Actions to take
a. Answer these questions about the Service Development guide:
(i) Where should a reader start if they have not yet built a working service?
(ii) Which runtime do async services in this guide run on?
(iii) What three pieces does every rsbinder service need?
b. Reproduce the Service Development guide starting at "Once your AIDL" and ending at "through the HUB.", with "client" renamed to "caller".
c. Write what comes next in the Service Development guide, picking up after its last sentence.

Extracted text
==========
Service Development

Once your AIDL interface compiles, the next step is building the service that implements it and the client that calls it. This part of the guide collects the runtime patterns you will use day-to-day: how to structure a service, how to go async, how to model bidirectional communication, how to ship file descriptors, how to surface errors, and how to register and discover services through the HUB.

If you have not yet built a working service, start with Hello, World! and then return here for the deeper material.

Chapters

  • Service Patterns — The three pieces every rsbinder service needs (state struct, impl Interface, impl IYourService) and how to combine them for single- and multi-interface processes.
  • Async Service — Implementing services with async fn on top of the Tokio runtime, and how the async traits differ from their sync counterparts.
  • Callbacks and Interfaces — Passing IBinder objects in either direction, managing callback collections, and watching for remote process death.
==========
Collection entries
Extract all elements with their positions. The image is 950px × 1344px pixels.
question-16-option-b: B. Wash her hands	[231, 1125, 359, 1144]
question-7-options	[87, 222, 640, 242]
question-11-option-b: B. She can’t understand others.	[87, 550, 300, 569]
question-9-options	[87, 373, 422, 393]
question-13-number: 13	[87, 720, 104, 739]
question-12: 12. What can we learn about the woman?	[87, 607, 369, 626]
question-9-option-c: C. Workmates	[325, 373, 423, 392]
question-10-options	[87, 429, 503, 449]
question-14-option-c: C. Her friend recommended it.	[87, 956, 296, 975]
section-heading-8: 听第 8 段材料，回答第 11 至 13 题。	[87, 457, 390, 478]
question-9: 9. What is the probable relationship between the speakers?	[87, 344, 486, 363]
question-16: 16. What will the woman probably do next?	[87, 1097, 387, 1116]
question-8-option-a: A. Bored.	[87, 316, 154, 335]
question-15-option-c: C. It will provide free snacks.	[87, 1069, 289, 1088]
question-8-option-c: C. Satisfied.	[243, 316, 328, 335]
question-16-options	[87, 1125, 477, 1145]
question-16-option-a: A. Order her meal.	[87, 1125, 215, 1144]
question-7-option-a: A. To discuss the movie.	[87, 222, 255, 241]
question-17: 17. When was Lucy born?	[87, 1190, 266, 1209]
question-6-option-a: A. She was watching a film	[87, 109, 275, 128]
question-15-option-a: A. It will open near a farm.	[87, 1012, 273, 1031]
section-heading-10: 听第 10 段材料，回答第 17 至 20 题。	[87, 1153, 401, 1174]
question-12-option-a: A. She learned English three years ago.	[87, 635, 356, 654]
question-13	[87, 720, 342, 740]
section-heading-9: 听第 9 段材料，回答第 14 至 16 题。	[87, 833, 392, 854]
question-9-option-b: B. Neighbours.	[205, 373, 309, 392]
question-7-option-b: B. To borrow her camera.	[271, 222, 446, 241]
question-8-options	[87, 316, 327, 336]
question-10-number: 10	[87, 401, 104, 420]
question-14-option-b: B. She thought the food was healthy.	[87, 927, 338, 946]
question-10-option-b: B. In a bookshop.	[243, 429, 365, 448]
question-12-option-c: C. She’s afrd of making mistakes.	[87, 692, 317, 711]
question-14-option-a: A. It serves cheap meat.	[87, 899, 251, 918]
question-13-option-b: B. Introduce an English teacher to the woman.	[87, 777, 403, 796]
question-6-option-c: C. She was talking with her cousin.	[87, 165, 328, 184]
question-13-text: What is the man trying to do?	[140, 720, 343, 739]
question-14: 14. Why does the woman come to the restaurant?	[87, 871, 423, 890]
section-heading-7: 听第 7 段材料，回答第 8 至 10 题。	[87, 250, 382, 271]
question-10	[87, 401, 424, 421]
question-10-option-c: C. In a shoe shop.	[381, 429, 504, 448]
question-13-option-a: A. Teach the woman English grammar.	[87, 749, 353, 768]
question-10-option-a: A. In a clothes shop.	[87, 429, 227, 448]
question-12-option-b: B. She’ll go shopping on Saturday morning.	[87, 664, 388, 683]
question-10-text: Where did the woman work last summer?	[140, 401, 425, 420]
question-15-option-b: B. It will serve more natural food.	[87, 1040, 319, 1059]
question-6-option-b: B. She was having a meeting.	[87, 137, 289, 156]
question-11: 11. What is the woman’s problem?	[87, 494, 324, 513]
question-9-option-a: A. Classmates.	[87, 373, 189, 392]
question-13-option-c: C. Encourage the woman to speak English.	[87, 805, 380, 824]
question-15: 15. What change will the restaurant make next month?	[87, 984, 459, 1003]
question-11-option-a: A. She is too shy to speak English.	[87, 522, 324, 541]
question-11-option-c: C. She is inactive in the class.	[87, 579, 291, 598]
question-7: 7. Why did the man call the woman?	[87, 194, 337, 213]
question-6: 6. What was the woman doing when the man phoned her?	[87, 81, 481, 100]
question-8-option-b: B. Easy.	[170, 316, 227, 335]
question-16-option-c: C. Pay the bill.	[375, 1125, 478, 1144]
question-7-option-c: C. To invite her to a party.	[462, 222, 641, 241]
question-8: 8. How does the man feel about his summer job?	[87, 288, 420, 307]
==========
Answers to the problems
a.
(i) Hello, World!
(ii) Tokio
(iii) A state struct, impl Interface, and impl IYourService

b.
Once your AIDL interface compiles, the next step is building the service that implements it and the caller that calls it. This part of the guide collects the runtime patterns you will use day-to-day: how to structure a service, how to go async, how to model bidirectional communication, how to ship file descriptors, how to surface errors, and how to register and discover services through the HUB.

c.
  • ParcelFileDescriptor — Sending pipes, files, and sockets across the Binder boundary as owned file descriptors.
  • Error Handling — The StatusCode / Status split, exception codes, and how AIDL methods surface both transport-level and application-level failures.
  • Service Manager (HUB) — Registering, looking up, and waiting for services; differences between Linux (rsb_hub) and Android's native servicemanager; and how it relates to the RPC transport.

Suggested reading order

The chapters are designed to be read in roughly the order above — each builds on the previous one. If you only need to ship a working service quickly, Service Patterns plus Service Manager (HUB) is enough to get started; the other chapters fill in capabilities as you need them.